▶ **WHAT YOU WILL DO**
Copy every entry word for word, but skip the pictures.

▶ **Data records**
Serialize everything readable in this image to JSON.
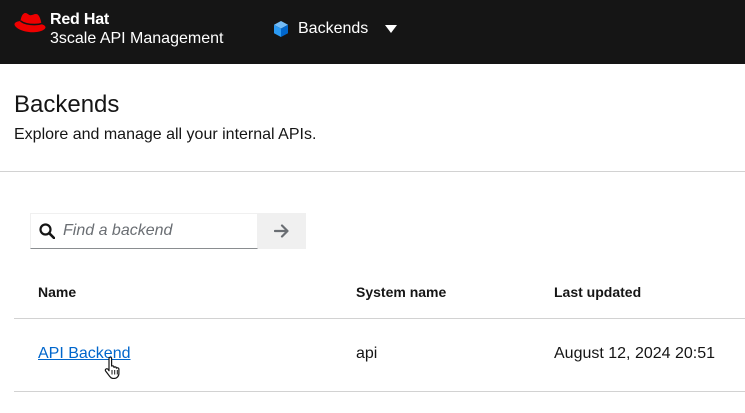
{
  "masthead": {
    "brand_name": "Red Hat",
    "product_name": "3scale API Management",
    "context_label": "Backends",
    "colors": {
      "background": "#151515",
      "brand_red": "#ee0000",
      "context_icon": "#2b9af3"
    }
  },
  "page_header": {
    "title": "Backends",
    "description": "Explore and manage all your internal APIs."
  },
  "search": {
    "placeholder": "Find a backend",
    "value": ""
  },
  "table": {
    "columns": [
      "Name",
      "System name",
      "Last updated"
    ],
    "rows": [
      {
        "name": "API Backend",
        "system_name": "api",
        "last_updated": "August 12, 2024 20:51"
      }
    ]
  },
  "icons": {
    "brand": "red-hat-fedora-icon",
    "context": "cube-icon",
    "context_toggle": "caret-down-icon",
    "search": "search-icon",
    "submit": "arrow-right-icon",
    "pointer": "hand-pointer-icon"
  },
  "colors": {
    "link": "#0066cc",
    "border": "#d2d2d2",
    "search_button_bg": "#f0f0f0"
  }
}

▶ **RESPONSE FOR THIS EXERCISE**
Serialize everything readable in this image to JSON.
{
  "masthead": {
    "brand_name": "Red Hat",
    "product_name": "3scale API Management",
    "context_label": "Backends",
    "colors": {
      "background": "#151515",
      "brand_red": "#ee0000",
      "context_icon": "#2b9af3"
    }
  },
  "page_header": {
    "title": "Backends",
    "description": "Explore and manage all your internal APIs."
  },
  "search": {
    "placeholder": "Find a backend",
    "value": ""
  },
  "table": {
    "columns": [
      "Name",
      "System name",
      "Last updated"
    ],
    "rows": [
      {
        "name": "API Backend",
        "system_name": "api",
        "last_updated": "August 12, 2024 20:51"
      }
    ]
  },
  "icons": {
    "brand": "red-hat-fedora-icon",
    "context": "cube-icon",
    "context_toggle": "caret-down-icon",
    "search": "search-icon",
    "submit": "arrow-right-icon",
    "pointer": "hand-pointer-icon"
  },
  "colors": {
    "link": "#0066cc",
    "border": "#d2d2d2",
    "search_button_bg": "#f0f0f0"
  }
}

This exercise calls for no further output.